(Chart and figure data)
:::::
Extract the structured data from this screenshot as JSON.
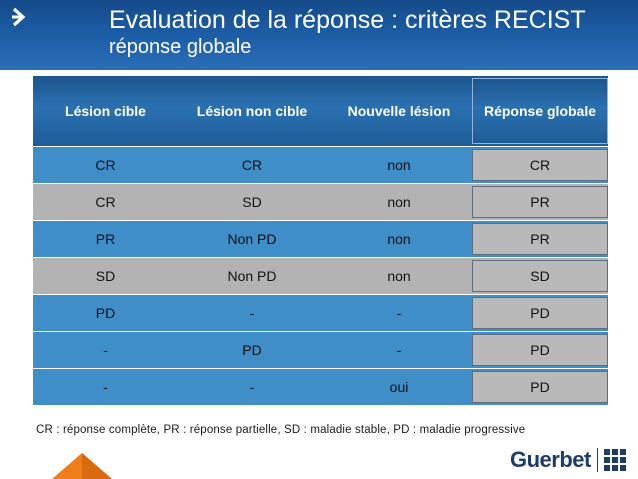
{
  "header": {
    "title": "Evaluation de la réponse : critères RECIST",
    "subtitle": "réponse globale"
  },
  "table": {
    "headers": [
      "Lésion cible",
      "Lésion non cible",
      "Nouvelle lésion",
      "Réponse globale"
    ],
    "rows": [
      [
        "CR",
        "CR",
        "non",
        "CR"
      ],
      [
        "CR",
        "SD",
        "non",
        "PR"
      ],
      [
        "PR",
        "Non PD",
        "non",
        "PR"
      ],
      [
        "SD",
        "Non PD",
        "non",
        "SD"
      ],
      [
        "PD",
        "-",
        "-",
        "PD"
      ],
      [
        "-",
        "PD",
        "-",
        "PD"
      ],
      [
        "-",
        "-",
        "oui",
        "PD"
      ]
    ]
  },
  "legend": "CR : réponse complète, PR : réponse partielle, SD : maladie stable, PD : maladie progressive",
  "brand": {
    "name": "Guerbet"
  },
  "colors": {
    "header_blue": "#1d5fa8",
    "row_blue": "#3f8ec8",
    "row_grey": "#b3b3b3",
    "accent_orange": "#ef7d1a"
  }
}
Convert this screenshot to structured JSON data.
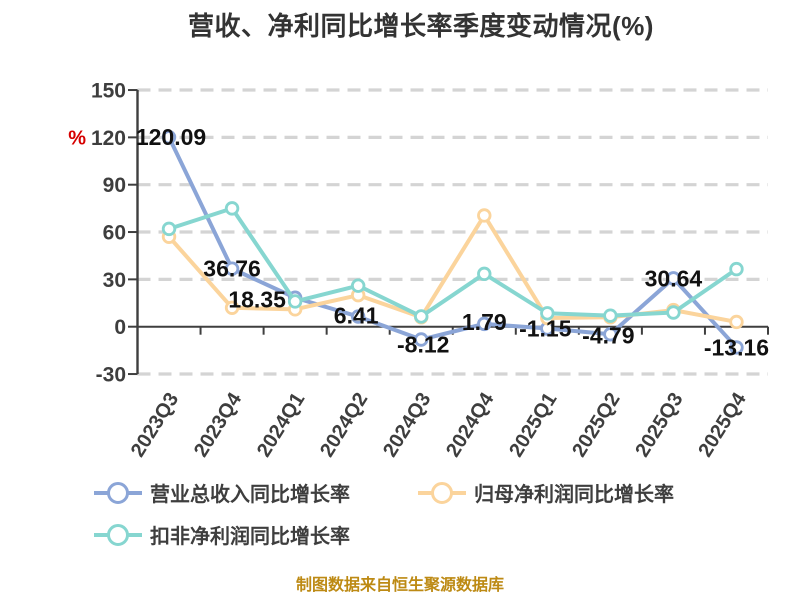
{
  "title": "营收、净利同比增长率季度变动情况(%)",
  "y_unit": "%",
  "footer": "制图数据来自恒生聚源数据库",
  "colors": {
    "background": "#ffffff",
    "grid": "#d4d4d4",
    "axis": "#3f3f3f",
    "tick_label": "#3e3e3e",
    "data_label": "#111111",
    "title": "#333333",
    "footer": "#bd8a14",
    "unit": "#d60000",
    "marker_fill": "#ffffff"
  },
  "chart_data": {
    "type": "line",
    "title": "营收、净利同比增长率季度变动情况(%)",
    "categories": [
      "2023Q3",
      "2023Q4",
      "2024Q1",
      "2024Q2",
      "2024Q3",
      "2024Q4",
      "2025Q1",
      "2025Q2",
      "2025Q3",
      "2025Q4"
    ],
    "series": [
      {
        "name": "营业总收入同比增长率",
        "color": "#8ba5d7",
        "values": [
          120.09,
          36.76,
          18.35,
          6.41,
          -8.12,
          1.79,
          -1.15,
          -4.79,
          30.64,
          -13.16
        ],
        "labels_shown": true
      },
      {
        "name": "归母净利润同比增长率",
        "color": "#fbd49c",
        "values": [
          57,
          12,
          11,
          20,
          6,
          70.5,
          5.5,
          6,
          10.5,
          3
        ],
        "labels_shown": false
      },
      {
        "name": "扣非净利润同比增长率",
        "color": "#86d6d0",
        "values": [
          62,
          75,
          16,
          26,
          6.5,
          33.5,
          8.5,
          7,
          9,
          36.5
        ],
        "labels_shown": false
      }
    ],
    "y_ticks": [
      150,
      120,
      90,
      60,
      30,
      0,
      -30
    ],
    "ylim": [
      -30,
      150
    ],
    "y_unit": "%",
    "grid": true,
    "legend_position": "bottom"
  }
}
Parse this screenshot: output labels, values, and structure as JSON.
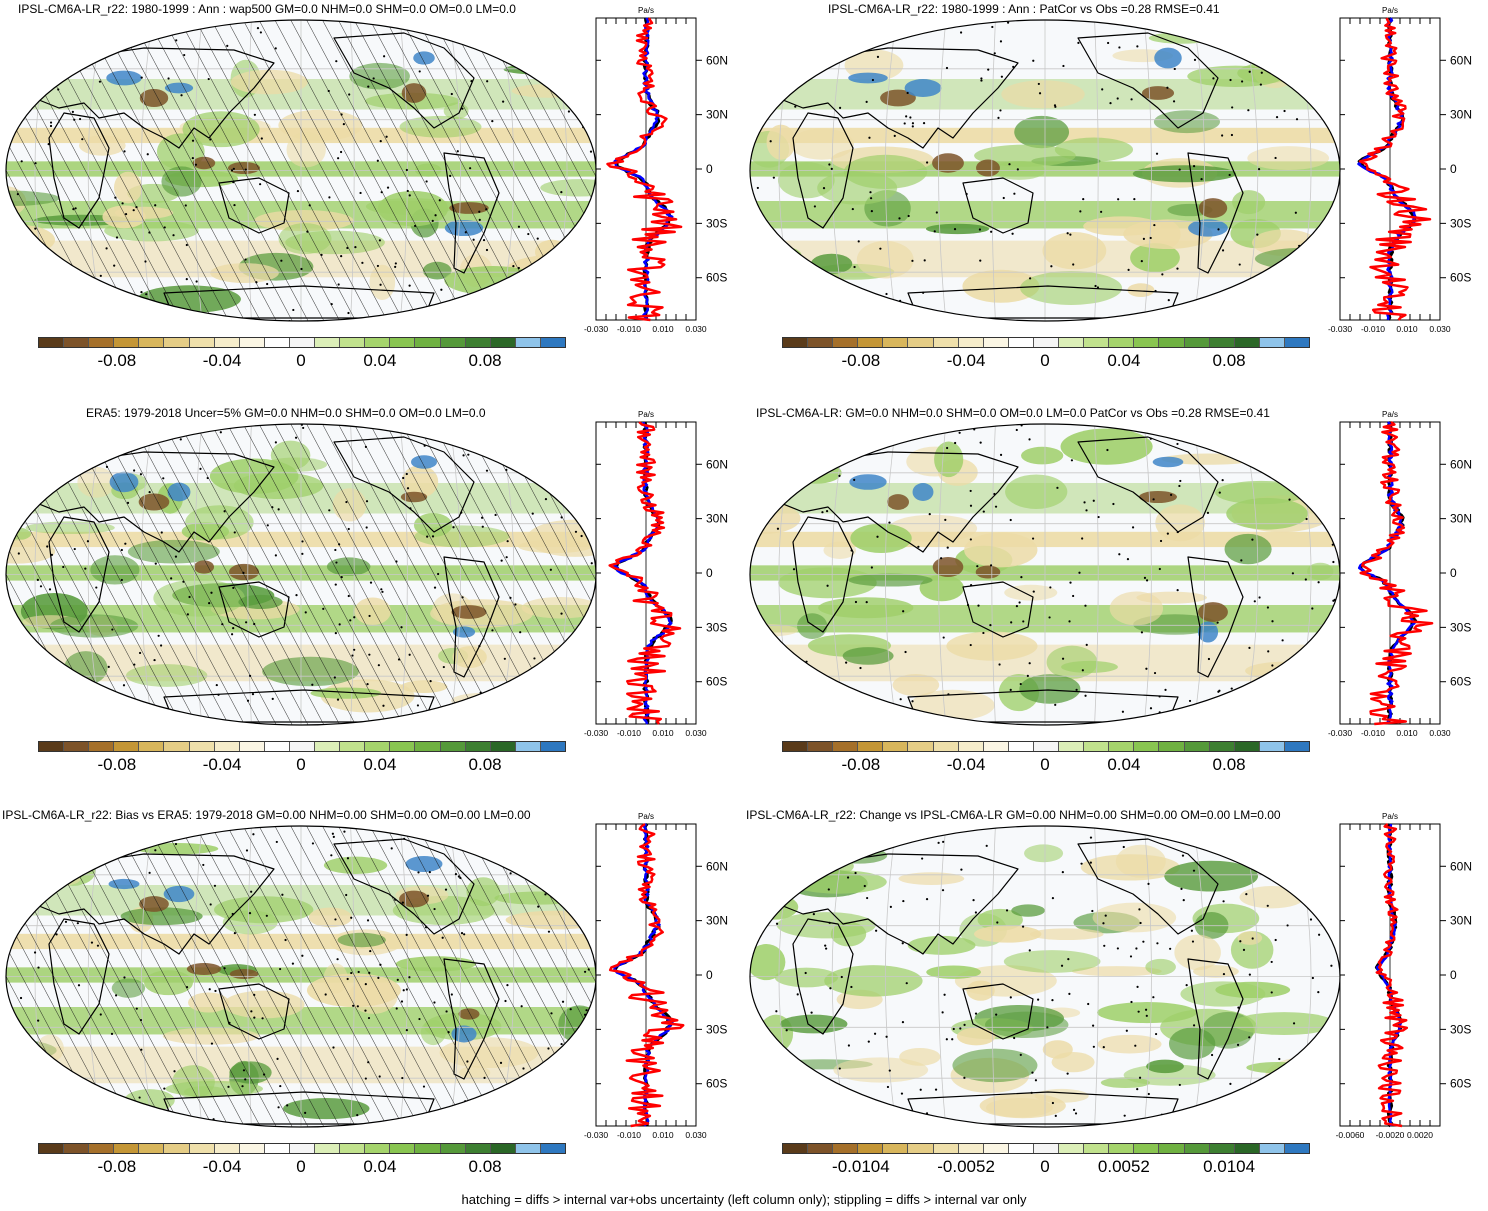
:::::
-- STATED TASK --
Set the listing down in full and exactly. Pictures within it should not appear in the copy.

-- SOLUTION FOR THIS PROBLEM --
Extract the structured data from this screenshot as JSON.
{
  "header": {
    "title": "Evaluation de la réponse : critères RECIST",
    "subtitle": "réponse globale"
  },
  "table": {
    "headers": [
      "Lésion cible",
      "Lésion non cible",
      "Nouvelle lésion",
      "Réponse globale"
    ],
    "rows": [
      [
        "CR",
        "CR",
        "non",
        "CR"
      ],
      [
        "CR",
        "SD",
        "non",
        "PR"
      ],
      [
        "PR",
        "Non PD",
        "non",
        "PR"
      ],
      [
        "SD",
        "Non PD",
        "non",
        "SD"
      ],
      [
        "PD",
        "-",
        "-",
        "PD"
      ],
      [
        "-",
        "PD",
        "-",
        "PD"
      ],
      [
        "-",
        "-",
        "oui",
        "PD"
      ]
    ]
  },
  "legend": "CR : réponse complète, PR : réponse partielle, SD : maladie stable, PD : maladie progressive",
  "brand": {
    "name": "Guerbet"
  },
  "colors": {
    "header_blue": "#1d5fa8",
    "row_blue": "#3f8ec8",
    "row_grey": "#b3b3b3",
    "accent_orange": "#ef7d1a"
  }
}
Convert this screenshot to structured JSON data.
{
  "title": "营收、净利同比增长率季度变动情况(%)",
  "y_unit": "%",
  "footer": "制图数据来自恒生聚源数据库",
  "colors": {
    "background": "#ffffff",
    "grid": "#d4d4d4",
    "axis": "#3f3f3f",
    "tick_label": "#3e3e3e",
    "data_label": "#111111",
    "title": "#333333",
    "footer": "#bd8a14",
    "unit": "#d60000",
    "marker_fill": "#ffffff"
  },
  "chart_data": {
    "type": "line",
    "title": "营收、净利同比增长率季度变动情况(%)",
    "categories": [
      "2023Q3",
      "2023Q4",
      "2024Q1",
      "2024Q2",
      "2024Q3",
      "2024Q4",
      "2025Q1",
      "2025Q2",
      "2025Q3",
      "2025Q4"
    ],
    "series": [
      {
        "name": "营业总收入同比增长率",
        "color": "#8ba5d7",
        "values": [
          120.09,
          36.76,
          18.35,
          6.41,
          -8.12,
          1.79,
          -1.15,
          -4.79,
          30.64,
          -13.16
        ],
        "labels_shown": true
      },
      {
        "name": "归母净利润同比增长率",
        "color": "#fbd49c",
        "values": [
          57,
          12,
          11,
          20,
          6,
          70.5,
          5.5,
          6,
          10.5,
          3
        ],
        "labels_shown": false
      },
      {
        "name": "扣非净利润同比增长率",
        "color": "#86d6d0",
        "values": [
          62,
          75,
          16,
          26,
          6.5,
          33.5,
          8.5,
          7,
          9,
          36.5
        ],
        "labels_shown": false
      }
    ],
    "y_ticks": [
      150,
      120,
      90,
      60,
      30,
      0,
      -30
    ],
    "ylim": [
      -30,
      150
    ],
    "y_unit": "%",
    "grid": true,
    "legend_position": "bottom"
  }
}
Parse this screenshot: output labels, values, and structure as JSON.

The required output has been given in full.